STATED GOAL:
Reproduce every entry exactly.

Figure contents as structured data
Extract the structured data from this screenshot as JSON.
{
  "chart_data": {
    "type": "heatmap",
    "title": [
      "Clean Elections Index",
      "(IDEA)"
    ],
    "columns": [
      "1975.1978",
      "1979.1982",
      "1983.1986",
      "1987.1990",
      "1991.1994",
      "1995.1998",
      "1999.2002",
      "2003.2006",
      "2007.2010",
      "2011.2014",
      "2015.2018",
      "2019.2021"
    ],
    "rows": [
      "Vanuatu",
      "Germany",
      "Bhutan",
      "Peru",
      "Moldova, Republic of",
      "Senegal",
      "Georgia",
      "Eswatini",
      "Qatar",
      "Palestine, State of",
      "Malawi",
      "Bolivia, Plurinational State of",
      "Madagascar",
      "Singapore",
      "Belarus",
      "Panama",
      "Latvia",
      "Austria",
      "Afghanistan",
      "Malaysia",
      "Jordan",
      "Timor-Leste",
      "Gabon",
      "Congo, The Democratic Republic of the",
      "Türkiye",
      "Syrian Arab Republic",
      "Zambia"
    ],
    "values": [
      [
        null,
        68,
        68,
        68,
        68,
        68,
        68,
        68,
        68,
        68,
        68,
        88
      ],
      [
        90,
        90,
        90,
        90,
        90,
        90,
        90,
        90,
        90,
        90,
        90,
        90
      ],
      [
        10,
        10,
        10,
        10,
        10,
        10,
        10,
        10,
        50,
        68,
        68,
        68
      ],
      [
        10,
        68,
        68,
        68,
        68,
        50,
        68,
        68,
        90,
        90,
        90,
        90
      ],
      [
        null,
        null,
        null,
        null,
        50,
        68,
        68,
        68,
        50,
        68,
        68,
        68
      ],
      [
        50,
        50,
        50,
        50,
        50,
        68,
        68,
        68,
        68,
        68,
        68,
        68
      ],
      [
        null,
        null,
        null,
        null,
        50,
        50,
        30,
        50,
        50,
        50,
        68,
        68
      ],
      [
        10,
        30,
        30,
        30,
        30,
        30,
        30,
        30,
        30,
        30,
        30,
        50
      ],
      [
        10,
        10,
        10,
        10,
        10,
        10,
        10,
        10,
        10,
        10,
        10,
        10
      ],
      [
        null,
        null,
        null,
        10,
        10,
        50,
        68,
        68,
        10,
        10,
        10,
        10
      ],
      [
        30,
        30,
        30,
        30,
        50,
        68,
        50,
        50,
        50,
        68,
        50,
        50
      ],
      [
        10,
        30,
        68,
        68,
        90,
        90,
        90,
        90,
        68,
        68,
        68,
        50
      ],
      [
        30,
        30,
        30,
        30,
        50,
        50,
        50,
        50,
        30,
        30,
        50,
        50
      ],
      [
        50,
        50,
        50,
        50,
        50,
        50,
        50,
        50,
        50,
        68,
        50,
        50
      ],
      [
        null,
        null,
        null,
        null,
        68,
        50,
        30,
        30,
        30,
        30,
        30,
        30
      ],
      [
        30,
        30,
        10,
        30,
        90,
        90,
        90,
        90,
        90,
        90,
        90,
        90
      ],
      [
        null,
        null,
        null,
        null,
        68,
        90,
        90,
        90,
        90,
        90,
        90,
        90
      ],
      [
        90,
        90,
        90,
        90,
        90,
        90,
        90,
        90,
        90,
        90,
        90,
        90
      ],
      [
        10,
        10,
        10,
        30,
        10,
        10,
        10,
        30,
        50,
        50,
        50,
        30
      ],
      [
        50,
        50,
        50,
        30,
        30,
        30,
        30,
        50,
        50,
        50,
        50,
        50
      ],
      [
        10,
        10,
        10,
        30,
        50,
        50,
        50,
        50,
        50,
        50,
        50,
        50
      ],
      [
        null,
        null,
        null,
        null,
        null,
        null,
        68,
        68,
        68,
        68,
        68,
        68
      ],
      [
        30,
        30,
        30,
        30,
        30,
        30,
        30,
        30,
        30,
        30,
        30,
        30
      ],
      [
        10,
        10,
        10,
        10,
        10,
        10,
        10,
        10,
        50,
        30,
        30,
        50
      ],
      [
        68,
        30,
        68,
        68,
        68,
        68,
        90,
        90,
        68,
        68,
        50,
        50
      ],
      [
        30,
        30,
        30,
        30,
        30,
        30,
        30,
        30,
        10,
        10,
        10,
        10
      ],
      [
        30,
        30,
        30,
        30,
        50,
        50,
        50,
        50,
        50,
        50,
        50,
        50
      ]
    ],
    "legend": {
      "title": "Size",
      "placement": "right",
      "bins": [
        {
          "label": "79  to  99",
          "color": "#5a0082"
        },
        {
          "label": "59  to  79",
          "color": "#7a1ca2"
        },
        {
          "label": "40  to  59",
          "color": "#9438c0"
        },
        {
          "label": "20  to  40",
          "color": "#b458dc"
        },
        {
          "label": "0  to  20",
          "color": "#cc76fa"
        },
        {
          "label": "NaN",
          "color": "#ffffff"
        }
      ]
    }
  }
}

TASK RESPONSE:
Extract the structured data from this screenshot as JSON.
{
  "chart_data": {
    "type": "heatmap",
    "title": [
      "Clean Elections Index",
      "(IDEA)"
    ],
    "columns": [
      "1975.1978",
      "1979.1982",
      "1983.1986",
      "1987.1990",
      "1991.1994",
      "1995.1998",
      "1999.2002",
      "2003.2006",
      "2007.2010",
      "2011.2014",
      "2015.2018",
      "2019.2021"
    ],
    "rows": [
      "Vanuatu",
      "Germany",
      "Bhutan",
      "Peru",
      "Moldova, Republic of",
      "Senegal",
      "Georgia",
      "Eswatini",
      "Qatar",
      "Palestine, State of",
      "Malawi",
      "Bolivia, Plurinational State of",
      "Madagascar",
      "Singapore",
      "Belarus",
      "Panama",
      "Latvia",
      "Austria",
      "Afghanistan",
      "Malaysia",
      "Jordan",
      "Timor-Leste",
      "Gabon",
      "Congo, The Democratic Republic of the",
      "Türkiye",
      "Syrian Arab Republic",
      "Zambia"
    ],
    "values": [
      [
        null,
        68,
        68,
        68,
        68,
        68,
        68,
        68,
        68,
        68,
        68,
        88
      ],
      [
        90,
        90,
        90,
        90,
        90,
        90,
        90,
        90,
        90,
        90,
        90,
        90
      ],
      [
        10,
        10,
        10,
        10,
        10,
        10,
        10,
        10,
        50,
        68,
        68,
        68
      ],
      [
        10,
        68,
        68,
        68,
        68,
        50,
        68,
        68,
        90,
        90,
        90,
        90
      ],
      [
        null,
        null,
        null,
        null,
        50,
        68,
        68,
        68,
        50,
        68,
        68,
        68
      ],
      [
        50,
        50,
        50,
        50,
        50,
        68,
        68,
        68,
        68,
        68,
        68,
        68
      ],
      [
        null,
        null,
        null,
        null,
        50,
        50,
        30,
        50,
        50,
        50,
        68,
        68
      ],
      [
        10,
        30,
        30,
        30,
        30,
        30,
        30,
        30,
        30,
        30,
        30,
        50
      ],
      [
        10,
        10,
        10,
        10,
        10,
        10,
        10,
        10,
        10,
        10,
        10,
        10
      ],
      [
        null,
        null,
        null,
        10,
        10,
        50,
        68,
        68,
        10,
        10,
        10,
        10
      ],
      [
        30,
        30,
        30,
        30,
        50,
        68,
        50,
        50,
        50,
        68,
        50,
        50
      ],
      [
        10,
        30,
        68,
        68,
        90,
        90,
        90,
        90,
        68,
        68,
        68,
        50
      ],
      [
        30,
        30,
        30,
        30,
        50,
        50,
        50,
        50,
        30,
        30,
        50,
        50
      ],
      [
        50,
        50,
        50,
        50,
        50,
        50,
        50,
        50,
        50,
        68,
        50,
        50
      ],
      [
        null,
        null,
        null,
        null,
        68,
        50,
        30,
        30,
        30,
        30,
        30,
        30
      ],
      [
        30,
        30,
        10,
        30,
        90,
        90,
        90,
        90,
        90,
        90,
        90,
        90
      ],
      [
        null,
        null,
        null,
        null,
        68,
        90,
        90,
        90,
        90,
        90,
        90,
        90
      ],
      [
        90,
        90,
        90,
        90,
        90,
        90,
        90,
        90,
        90,
        90,
        90,
        90
      ],
      [
        10,
        10,
        10,
        30,
        10,
        10,
        10,
        30,
        50,
        50,
        50,
        30
      ],
      [
        50,
        50,
        50,
        30,
        30,
        30,
        30,
        50,
        50,
        50,
        50,
        50
      ],
      [
        10,
        10,
        10,
        30,
        50,
        50,
        50,
        50,
        50,
        50,
        50,
        50
      ],
      [
        null,
        null,
        null,
        null,
        null,
        null,
        68,
        68,
        68,
        68,
        68,
        68
      ],
      [
        30,
        30,
        30,
        30,
        30,
        30,
        30,
        30,
        30,
        30,
        30,
        30
      ],
      [
        10,
        10,
        10,
        10,
        10,
        10,
        10,
        10,
        50,
        30,
        30,
        50
      ],
      [
        68,
        30,
        68,
        68,
        68,
        68,
        90,
        90,
        68,
        68,
        50,
        50
      ],
      [
        30,
        30,
        30,
        30,
        30,
        30,
        30,
        30,
        10,
        10,
        10,
        10
      ],
      [
        30,
        30,
        30,
        30,
        50,
        50,
        50,
        50,
        50,
        50,
        50,
        50
      ]
    ],
    "legend": {
      "title": "Size",
      "placement": "right",
      "bins": [
        {
          "label": "79  to  99",
          "color": "#5a0082"
        },
        {
          "label": "59  to  79",
          "color": "#7a1ca2"
        },
        {
          "label": "40  to  59",
          "color": "#9438c0"
        },
        {
          "label": "20  to  40",
          "color": "#b458dc"
        },
        {
          "label": "0  to  20",
          "color": "#cc76fa"
        },
        {
          "label": "NaN",
          "color": "#ffffff"
        }
      ]
    }
  }
}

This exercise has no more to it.